### Work required
Using the listing below, extract each line that has the word "title" in it.

Data records
━━━━━━━━

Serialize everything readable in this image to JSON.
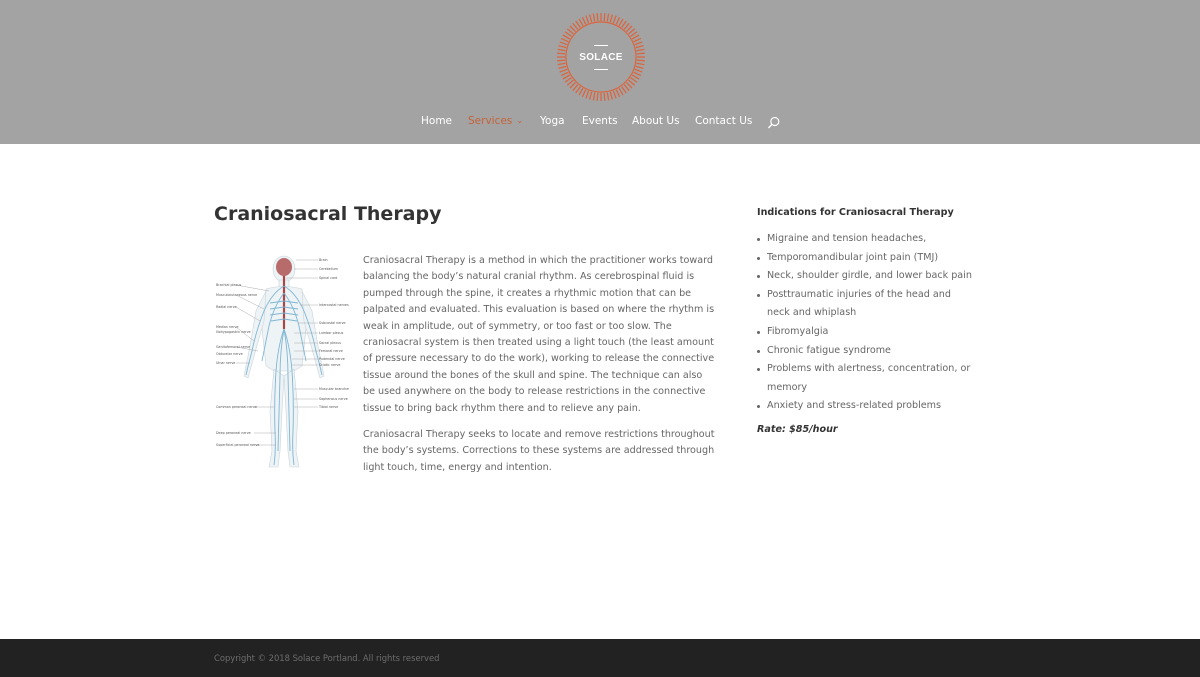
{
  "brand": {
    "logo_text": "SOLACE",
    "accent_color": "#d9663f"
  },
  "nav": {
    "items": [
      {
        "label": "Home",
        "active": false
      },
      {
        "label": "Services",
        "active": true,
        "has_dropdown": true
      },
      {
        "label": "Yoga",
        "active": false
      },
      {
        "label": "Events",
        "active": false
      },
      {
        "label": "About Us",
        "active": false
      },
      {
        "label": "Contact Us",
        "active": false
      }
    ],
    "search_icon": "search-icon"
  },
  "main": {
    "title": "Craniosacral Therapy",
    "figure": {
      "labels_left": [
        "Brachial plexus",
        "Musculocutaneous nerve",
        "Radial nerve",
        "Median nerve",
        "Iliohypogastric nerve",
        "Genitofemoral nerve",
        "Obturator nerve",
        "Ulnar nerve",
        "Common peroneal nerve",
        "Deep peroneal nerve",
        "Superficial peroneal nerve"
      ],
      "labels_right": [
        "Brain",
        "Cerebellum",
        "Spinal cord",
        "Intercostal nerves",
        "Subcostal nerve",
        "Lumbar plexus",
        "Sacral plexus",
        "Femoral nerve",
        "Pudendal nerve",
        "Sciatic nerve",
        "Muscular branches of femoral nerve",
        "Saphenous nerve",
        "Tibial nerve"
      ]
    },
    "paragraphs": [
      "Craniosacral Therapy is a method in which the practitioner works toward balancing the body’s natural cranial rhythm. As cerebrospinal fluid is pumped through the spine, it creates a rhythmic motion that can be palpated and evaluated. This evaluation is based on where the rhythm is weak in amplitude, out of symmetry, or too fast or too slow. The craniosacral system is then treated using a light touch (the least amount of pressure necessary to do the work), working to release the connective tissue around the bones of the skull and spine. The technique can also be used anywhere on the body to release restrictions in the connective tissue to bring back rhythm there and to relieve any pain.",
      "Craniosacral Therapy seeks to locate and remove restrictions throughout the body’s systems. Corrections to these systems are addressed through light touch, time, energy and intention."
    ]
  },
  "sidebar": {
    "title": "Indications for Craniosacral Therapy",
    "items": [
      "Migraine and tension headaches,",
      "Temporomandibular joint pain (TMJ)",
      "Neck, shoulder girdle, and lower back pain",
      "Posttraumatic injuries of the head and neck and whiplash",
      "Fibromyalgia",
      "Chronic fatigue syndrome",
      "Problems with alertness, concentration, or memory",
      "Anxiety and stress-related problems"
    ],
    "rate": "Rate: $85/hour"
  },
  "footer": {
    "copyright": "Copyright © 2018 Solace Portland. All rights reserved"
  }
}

━━━━━━━━

### Written answer
    "title": "Craniosacral Therapy",
    "title": "Indications for Craniosacral Therapy",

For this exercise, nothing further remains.